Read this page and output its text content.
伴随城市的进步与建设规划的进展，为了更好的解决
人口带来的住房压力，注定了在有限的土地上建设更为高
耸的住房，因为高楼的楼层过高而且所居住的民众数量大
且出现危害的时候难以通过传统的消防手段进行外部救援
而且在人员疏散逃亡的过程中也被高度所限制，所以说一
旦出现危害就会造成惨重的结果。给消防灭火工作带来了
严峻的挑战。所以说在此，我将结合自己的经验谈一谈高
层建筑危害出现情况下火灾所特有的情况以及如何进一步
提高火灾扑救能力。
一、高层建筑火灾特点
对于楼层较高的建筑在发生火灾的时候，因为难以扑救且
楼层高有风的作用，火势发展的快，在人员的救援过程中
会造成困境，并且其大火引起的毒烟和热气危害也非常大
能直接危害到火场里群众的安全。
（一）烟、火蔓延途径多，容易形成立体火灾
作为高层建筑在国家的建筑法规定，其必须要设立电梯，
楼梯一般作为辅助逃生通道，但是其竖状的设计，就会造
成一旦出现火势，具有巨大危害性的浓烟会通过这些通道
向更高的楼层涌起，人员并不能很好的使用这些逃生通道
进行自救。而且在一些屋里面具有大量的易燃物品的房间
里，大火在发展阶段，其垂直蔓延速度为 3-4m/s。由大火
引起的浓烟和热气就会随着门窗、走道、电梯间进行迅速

Exercise
Extract every record and return it verbatim.

Result of the exercise
Read this page and output its text content.
伴随城市的进步与建设规划的进展，为了更好的解决
人口带来的住房压力，注定了在有限的土地上建设更为高
耸的住房，因为高楼的楼层过高而且所居住的民众数量大
且出现危害的时候难以通过传统的消防手段进行外部救援
而且在人员疏散逃亡的过程中也被高度所限制，所以说一
旦出现危害就会造成惨重的结果。给消防灭火工作带来了
严峻的挑战。所以说在此，我将结合自己的经验谈一谈高
层建筑危害出现情况下火灾所特有的情况以及如何进一步
提高火灾扑救能力。
一、高层建筑火灾特点
对于楼层较高的建筑在发生火灾的时候，因为难以扑救且
楼层高有风的作用，火势发展的快，在人员的救援过程中
会造成困境，并且其大火引起的毒烟和热气危害也非常大
能直接危害到火场里群众的安全。
（一）烟、火蔓延途径多，容易形成立体火灾
作为高层建筑在国家的建筑法规定，其必须要设立电梯，
楼梯一般作为辅助逃生通道，但是其竖状的设计，就会造
成一旦出现火势，具有巨大危害性的浓烟会通过这些通道
向更高的楼层涌起，人员并不能很好的使用这些逃生通道
进行自救。而且在一些屋里面具有大量的易燃物品的房间
里，大火在发展阶段，其垂直蔓延速度为 3-4m/s。由大火
引起的浓烟和热气就会随着门窗、走道、电梯间进行迅速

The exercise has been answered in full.